▶ [Textauszug]

━━━━━━━━━━━━━━━━━━━━

Wirtschaftsweise besorgt über Lage der öffentlichen Haushalte

Berlin (dpa). Der anhaltend schwache Konjunkturaufschwung erfordert nach Ansicht der »Wirtschaftsweisen« weit höhere Milliarden-Einsparungen als bisher geplant. Um den Euro-Stabilitätspakt im kommenden Jahr erstmals seit drei Jahren wieder einzuhalten, müssen Bund, Länder, Gemeinden und Sozialkassen etwa 12 Milliarden Euro zusätzlich sparen.
Das haben die Sachverständigen in ihrem gestern vorgelegten Jahresgutachten gefordert. Die von Finanzminister Hans Eichel angestrebten Sondermaßnahmen reichten nicht aus, um die Brüsseler Defizitvorgaben einzuhalten.

━━━━━━━━━━━━━━━━━━━━

[Datenzeilen]
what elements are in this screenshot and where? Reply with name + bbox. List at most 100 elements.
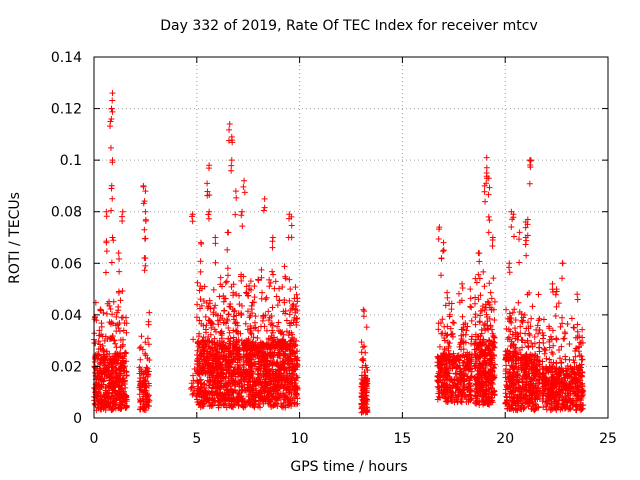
data-point [259, 289, 266, 296]
data-point [145, 396, 152, 403]
data-point [146, 309, 153, 316]
data-point [103, 355, 110, 362]
data-point [103, 310, 110, 317]
data-point [262, 296, 269, 303]
data-point [120, 388, 127, 395]
data-point [116, 255, 123, 262]
data-point [258, 274, 265, 281]
data-point [110, 237, 117, 244]
data-point [106, 404, 113, 411]
data-point [109, 364, 116, 371]
data-point [146, 356, 153, 363]
data-point [119, 376, 126, 383]
data-point [123, 350, 130, 357]
data-point [95, 381, 102, 388]
data-point [281, 263, 288, 270]
data-point [111, 378, 118, 385]
data-point [204, 305, 211, 312]
data-point [261, 323, 268, 330]
data-point [91, 356, 98, 363]
data-point [223, 404, 230, 411]
data-point [140, 398, 147, 405]
data-point [193, 314, 200, 321]
data-point [107, 123, 114, 130]
data-point [251, 294, 258, 301]
data-point [142, 391, 149, 398]
data-point [123, 329, 130, 336]
data-point [117, 344, 124, 351]
data-point [106, 319, 113, 326]
data-point [136, 396, 143, 403]
data-point [99, 333, 106, 340]
data-point [108, 334, 115, 341]
data-point [110, 399, 117, 406]
data-point [140, 388, 147, 395]
data-point [263, 294, 270, 301]
data-point [108, 115, 115, 122]
data-point [120, 368, 127, 375]
data-point [217, 274, 224, 281]
data-point [144, 365, 151, 372]
data-point [123, 358, 130, 365]
data-point [113, 374, 120, 381]
data-point [271, 334, 278, 341]
data-point [249, 381, 256, 388]
data-point [99, 374, 106, 381]
data-point [112, 381, 119, 388]
data-point [108, 105, 115, 112]
data-point [145, 403, 152, 410]
data-point [140, 183, 147, 190]
data-point [97, 361, 104, 368]
data-point [116, 319, 123, 326]
data-point [207, 402, 214, 409]
data-point [145, 371, 152, 378]
data-point [119, 382, 126, 389]
data-point [101, 367, 108, 374]
data-point [97, 307, 104, 314]
data-point [113, 373, 120, 380]
data-point [137, 344, 144, 351]
data-point [138, 333, 145, 340]
y-tick-label: 0.14 [51, 50, 82, 66]
data-point [251, 283, 258, 290]
data-point [115, 307, 122, 314]
data-point [225, 311, 232, 318]
data-point [187, 386, 194, 393]
data-point [188, 380, 195, 387]
data-point [109, 320, 116, 327]
data-point [141, 235, 148, 242]
data-point [137, 382, 144, 389]
data-point [221, 295, 228, 302]
data-point [294, 315, 301, 322]
data-point [108, 185, 115, 192]
data-point [95, 346, 102, 353]
data-point [119, 217, 126, 224]
data-point [96, 382, 103, 389]
data-point [110, 298, 117, 305]
data-point [101, 393, 108, 400]
data-point [110, 368, 117, 375]
data-point [141, 404, 148, 411]
data-point [107, 144, 114, 151]
data-point [123, 402, 130, 409]
data-point [286, 320, 293, 327]
data-point [291, 314, 298, 321]
data-point [118, 362, 125, 369]
data-point [121, 320, 128, 327]
data-point [109, 90, 116, 97]
data-point [108, 259, 115, 266]
chart-title: Day 332 of 2019, Rate Of TEC Index for r… [160, 18, 537, 34]
data-point [119, 208, 126, 215]
x-tick-label: 0 [90, 431, 99, 447]
data-point [94, 367, 101, 374]
data-point [258, 266, 265, 273]
data-point [103, 248, 110, 255]
data-point [103, 239, 110, 246]
data-point [223, 278, 230, 285]
data-point [91, 400, 98, 407]
y-tick-label: 0.12 [51, 102, 82, 118]
data-point [96, 397, 103, 404]
data-point [108, 335, 115, 342]
data-point [220, 307, 227, 314]
data-point [138, 368, 145, 375]
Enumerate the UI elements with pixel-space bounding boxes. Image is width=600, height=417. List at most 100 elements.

━━━━━━━━━━━━━━━━━━━━

▶ [Aufgabe 1] Übertrage aus der Meldung über das Jahresgutachten wortgetreu den Abschnitt zwischen „Berlin (dpa). Der“ und „Euro zusätzlich sparen.“, beide einschließlich.
▶ [Aufgabe 2]
Beantworte die folgenden Fragen zur Meldung über das Jahresgutachten und setze vor jede Antwort den passenden Buchstaben auf einer eigenen Zeile.
(a) Wie viel sollen die öffentlichen Haushalte zusätzlich sparen?
(b) Wann haben die Sachverständigen ihr Jahresgutachten vorgelegt?
(c) Wer strebt die Sondermaßnahmen an?
▶ [Aufgabe 3] Nenne alle Stellen, die laut der Meldung über das Jahresgutachten zusätzlich sparen müssen.

▶ [Lösung 1]
Berlin (dpa). Der anhaltend schwache Konjunkturaufschwung erfordert nach Ansicht der »Wirtschaftsweisen« weit höhere Milliarden-Einsparungen als bisher geplant. Um den Euro-Stabilitätspakt im kommenden Jahr erstmals seit drei Jahren wieder einzuhalten, müssen Bund, Länder, Gemeinden und Sozialkassen etwa 12 Milliarden Euro zusätzlich sparen.

▶ [Lösung 2]
(a) Etwa 12 Milliarden Euro.
(b) Gestern.
(c) Finanzminister Hans Eichel.

▶ [Lösung 3] Bund, Länder, Gemeinden, Sozialkassen